▸ **GIVEN DATA**:
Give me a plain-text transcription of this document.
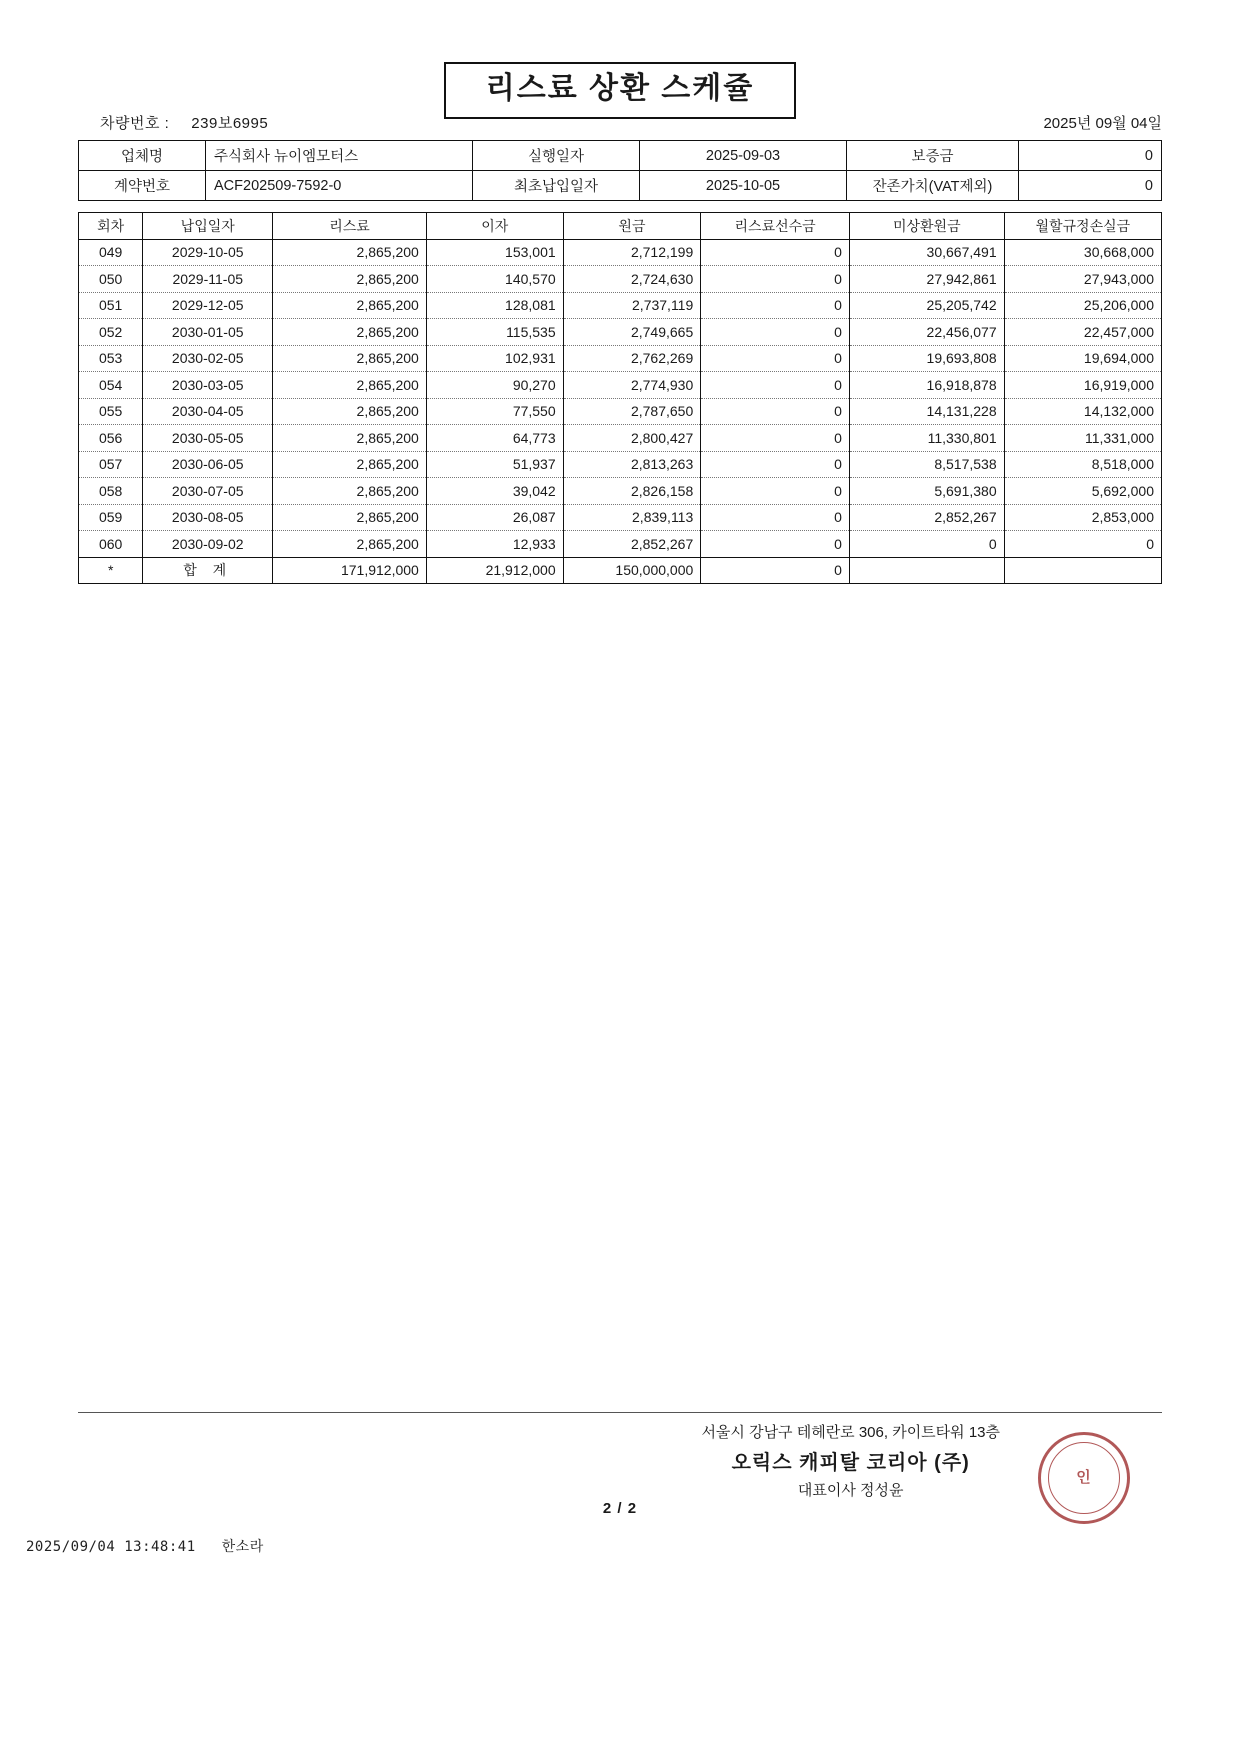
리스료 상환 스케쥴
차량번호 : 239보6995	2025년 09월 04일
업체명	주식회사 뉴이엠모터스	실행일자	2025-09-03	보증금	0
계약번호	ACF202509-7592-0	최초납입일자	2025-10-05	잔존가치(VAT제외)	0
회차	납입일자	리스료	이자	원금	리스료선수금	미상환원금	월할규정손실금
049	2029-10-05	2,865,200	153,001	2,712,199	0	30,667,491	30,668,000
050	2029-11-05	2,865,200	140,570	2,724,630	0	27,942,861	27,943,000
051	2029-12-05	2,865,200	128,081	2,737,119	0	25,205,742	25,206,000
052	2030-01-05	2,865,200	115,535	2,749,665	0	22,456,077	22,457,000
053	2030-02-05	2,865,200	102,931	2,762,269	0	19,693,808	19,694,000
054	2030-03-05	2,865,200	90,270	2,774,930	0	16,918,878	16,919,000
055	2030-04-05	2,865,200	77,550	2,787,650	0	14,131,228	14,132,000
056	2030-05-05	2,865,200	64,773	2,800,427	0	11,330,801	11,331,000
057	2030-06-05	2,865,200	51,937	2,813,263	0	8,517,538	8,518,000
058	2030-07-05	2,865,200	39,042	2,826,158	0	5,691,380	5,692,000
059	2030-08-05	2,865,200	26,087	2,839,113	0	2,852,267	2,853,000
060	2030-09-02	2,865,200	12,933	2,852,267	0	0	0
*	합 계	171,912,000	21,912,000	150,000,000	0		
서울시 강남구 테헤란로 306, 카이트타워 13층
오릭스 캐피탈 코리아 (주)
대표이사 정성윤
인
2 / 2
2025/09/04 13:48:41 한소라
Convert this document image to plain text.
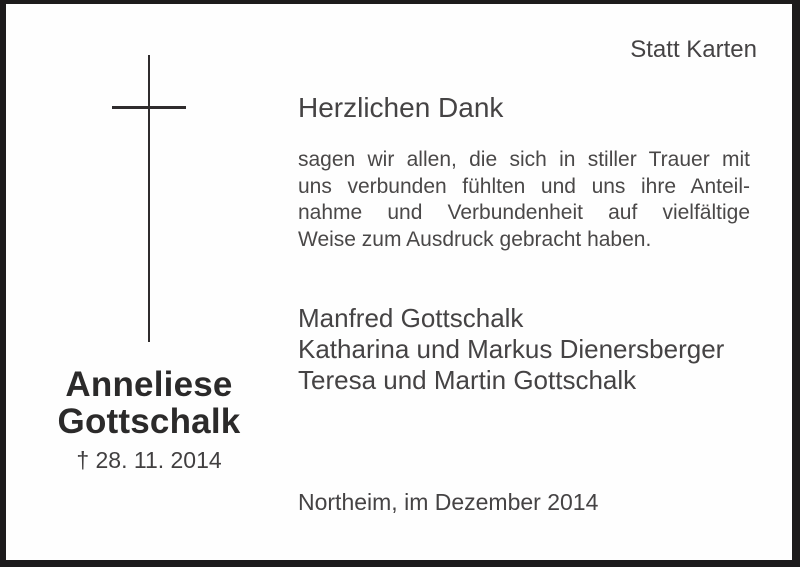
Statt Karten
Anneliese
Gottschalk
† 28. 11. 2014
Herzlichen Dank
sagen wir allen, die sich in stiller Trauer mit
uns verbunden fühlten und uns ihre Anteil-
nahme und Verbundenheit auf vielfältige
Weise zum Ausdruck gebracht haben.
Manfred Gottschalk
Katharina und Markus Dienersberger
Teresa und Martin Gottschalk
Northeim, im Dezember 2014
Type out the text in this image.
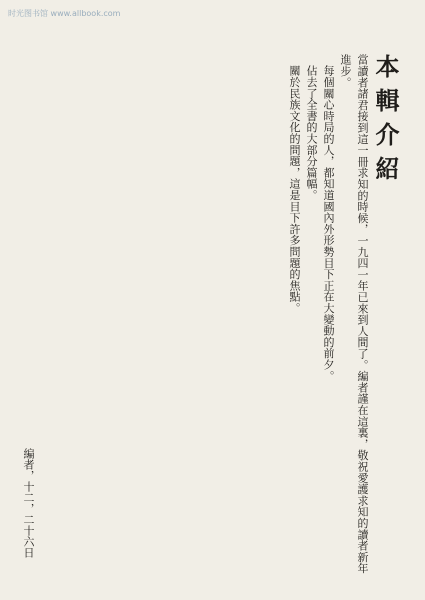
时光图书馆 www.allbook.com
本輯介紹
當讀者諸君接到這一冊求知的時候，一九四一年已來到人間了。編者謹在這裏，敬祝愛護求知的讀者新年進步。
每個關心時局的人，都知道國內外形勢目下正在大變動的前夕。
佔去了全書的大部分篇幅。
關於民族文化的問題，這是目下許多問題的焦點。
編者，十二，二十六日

==

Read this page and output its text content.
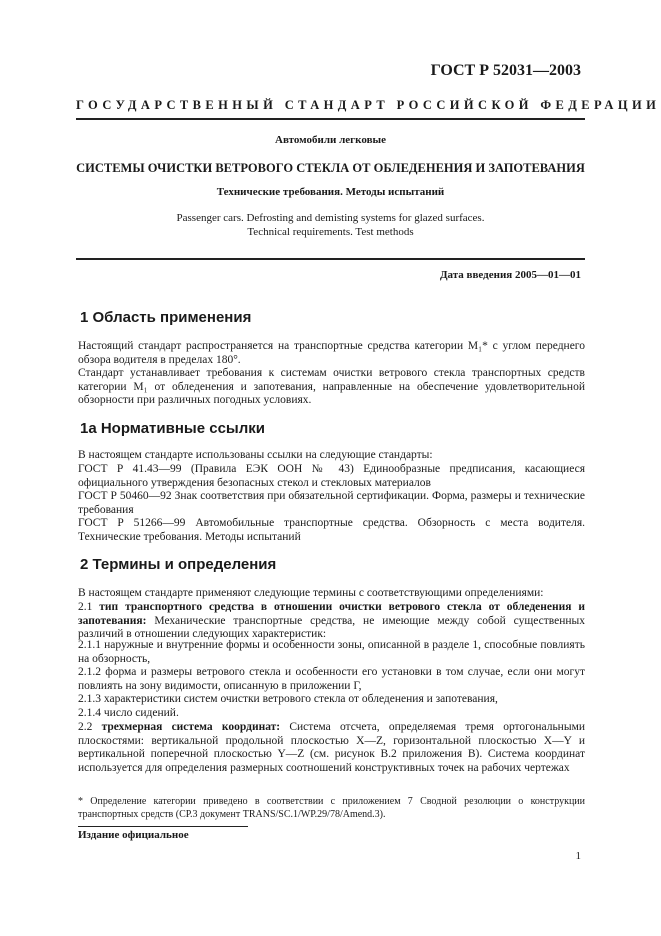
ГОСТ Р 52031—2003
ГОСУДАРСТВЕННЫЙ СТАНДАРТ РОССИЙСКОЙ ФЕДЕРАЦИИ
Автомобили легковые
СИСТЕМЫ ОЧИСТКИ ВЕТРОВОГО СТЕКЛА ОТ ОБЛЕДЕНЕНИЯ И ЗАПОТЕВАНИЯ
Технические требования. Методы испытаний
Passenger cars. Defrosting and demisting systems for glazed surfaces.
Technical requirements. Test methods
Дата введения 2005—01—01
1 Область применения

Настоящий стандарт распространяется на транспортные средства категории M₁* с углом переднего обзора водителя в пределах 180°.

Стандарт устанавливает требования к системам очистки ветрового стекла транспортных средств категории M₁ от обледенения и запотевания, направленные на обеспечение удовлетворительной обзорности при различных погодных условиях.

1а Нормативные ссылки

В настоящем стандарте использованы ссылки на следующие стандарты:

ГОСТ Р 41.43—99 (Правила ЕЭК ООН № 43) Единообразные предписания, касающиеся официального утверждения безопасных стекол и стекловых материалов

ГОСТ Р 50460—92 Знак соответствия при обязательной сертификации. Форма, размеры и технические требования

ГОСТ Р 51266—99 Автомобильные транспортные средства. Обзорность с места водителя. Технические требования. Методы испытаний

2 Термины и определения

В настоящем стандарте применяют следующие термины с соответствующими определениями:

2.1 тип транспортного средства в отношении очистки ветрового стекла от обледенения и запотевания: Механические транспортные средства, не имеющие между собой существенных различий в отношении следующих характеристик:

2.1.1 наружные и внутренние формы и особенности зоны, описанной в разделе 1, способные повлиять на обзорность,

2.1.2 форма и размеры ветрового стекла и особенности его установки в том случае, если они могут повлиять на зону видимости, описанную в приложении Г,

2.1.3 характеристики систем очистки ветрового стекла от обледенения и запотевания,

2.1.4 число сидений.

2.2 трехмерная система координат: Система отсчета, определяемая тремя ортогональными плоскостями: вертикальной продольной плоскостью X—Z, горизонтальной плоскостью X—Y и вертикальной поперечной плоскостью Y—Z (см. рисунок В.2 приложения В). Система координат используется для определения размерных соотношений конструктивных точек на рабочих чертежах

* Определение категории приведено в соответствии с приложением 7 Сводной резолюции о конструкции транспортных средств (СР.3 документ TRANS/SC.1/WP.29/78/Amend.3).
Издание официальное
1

▸ **GOAL**:
Count each line above in which the string "повлиять" appears, then state only the total.

▸ **COMPLETED EXERCISE**:
2